• Collection entries:
★ ★ ★ ★ ★

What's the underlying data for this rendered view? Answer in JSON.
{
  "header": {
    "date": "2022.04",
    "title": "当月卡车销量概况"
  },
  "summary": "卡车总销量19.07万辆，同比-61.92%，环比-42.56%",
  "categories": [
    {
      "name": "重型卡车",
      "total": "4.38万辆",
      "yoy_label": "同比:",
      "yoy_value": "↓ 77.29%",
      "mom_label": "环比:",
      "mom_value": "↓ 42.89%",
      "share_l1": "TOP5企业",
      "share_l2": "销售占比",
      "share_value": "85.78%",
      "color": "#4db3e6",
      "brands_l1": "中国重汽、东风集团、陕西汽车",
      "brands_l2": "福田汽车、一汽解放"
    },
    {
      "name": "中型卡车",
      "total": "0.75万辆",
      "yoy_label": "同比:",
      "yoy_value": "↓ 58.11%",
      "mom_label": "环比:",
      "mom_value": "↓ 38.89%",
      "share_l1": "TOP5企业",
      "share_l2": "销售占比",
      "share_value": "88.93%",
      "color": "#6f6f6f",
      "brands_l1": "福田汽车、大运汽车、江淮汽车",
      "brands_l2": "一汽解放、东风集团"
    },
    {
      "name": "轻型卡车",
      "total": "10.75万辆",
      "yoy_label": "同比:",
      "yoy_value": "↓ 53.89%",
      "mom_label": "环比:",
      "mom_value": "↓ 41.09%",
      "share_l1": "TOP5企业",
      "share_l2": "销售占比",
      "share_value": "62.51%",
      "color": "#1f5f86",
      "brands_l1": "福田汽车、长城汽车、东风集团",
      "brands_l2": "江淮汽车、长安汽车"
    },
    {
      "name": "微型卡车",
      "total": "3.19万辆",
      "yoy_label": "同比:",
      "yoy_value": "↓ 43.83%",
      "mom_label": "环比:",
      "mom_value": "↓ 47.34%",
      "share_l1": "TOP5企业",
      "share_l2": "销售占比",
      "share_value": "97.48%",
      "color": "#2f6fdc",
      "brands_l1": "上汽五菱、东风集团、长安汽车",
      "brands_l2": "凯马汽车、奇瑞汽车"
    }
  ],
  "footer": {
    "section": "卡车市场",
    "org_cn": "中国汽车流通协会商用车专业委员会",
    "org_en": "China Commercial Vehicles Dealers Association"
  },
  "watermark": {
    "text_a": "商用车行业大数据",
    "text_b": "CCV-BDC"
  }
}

★ ★ ★ ★ ★

• GOAL OF THE EXERCISE: Faithfully transcribe the whole of the data.

• OUTPUT OF THE TASK:
What's the underlying data for this rendered view? Answer in JSON.
{
  "header": {
    "date": "2022.04",
    "title": "当月卡车销量概况"
  },
  "summary": "卡车总销量19.07万辆，同比-61.92%，环比-42.56%",
  "categories": [
    {
      "name": "重型卡车",
      "total": "4.38万辆",
      "yoy_label": "同比:",
      "yoy_value": "↓ 77.29%",
      "mom_label": "环比:",
      "mom_value": "↓ 42.89%",
      "share_l1": "TOP5企业",
      "share_l2": "销售占比",
      "share_value": "85.78%",
      "color": "#4db3e6",
      "brands_l1": "中国重汽、东风集团、陕西汽车",
      "brands_l2": "福田汽车、一汽解放"
    },
    {
      "name": "中型卡车",
      "total": "0.75万辆",
      "yoy_label": "同比:",
      "yoy_value": "↓ 58.11%",
      "mom_label": "环比:",
      "mom_value": "↓ 38.89%",
      "share_l1": "TOP5企业",
      "share_l2": "销售占比",
      "share_value": "88.93%",
      "color": "#6f6f6f",
      "brands_l1": "福田汽车、大运汽车、江淮汽车",
      "brands_l2": "一汽解放、东风集团"
    },
    {
      "name": "轻型卡车",
      "total": "10.75万辆",
      "yoy_label": "同比:",
      "yoy_value": "↓ 53.89%",
      "mom_label": "环比:",
      "mom_value": "↓ 41.09%",
      "share_l1": "TOP5企业",
      "share_l2": "销售占比",
      "share_value": "62.51%",
      "color": "#1f5f86",
      "brands_l1": "福田汽车、长城汽车、东风集团",
      "brands_l2": "江淮汽车、长安汽车"
    },
    {
      "name": "微型卡车",
      "total": "3.19万辆",
      "yoy_label": "同比:",
      "yoy_value": "↓ 43.83%",
      "mom_label": "环比:",
      "mom_value": "↓ 47.34%",
      "share_l1": "TOP5企业",
      "share_l2": "销售占比",
      "share_value": "97.48%",
      "color": "#2f6fdc",
      "brands_l1": "上汽五菱、东风集团、长安汽车",
      "brands_l2": "凯马汽车、奇瑞汽车"
    }
  ],
  "footer": {
    "section": "卡车市场",
    "org_cn": "中国汽车流通协会商用车专业委员会",
    "org_en": "China Commercial Vehicles Dealers Association"
  },
  "watermark": {
    "text_a": "商用车行业大数据",
    "text_b": "CCV-BDC"
  }
}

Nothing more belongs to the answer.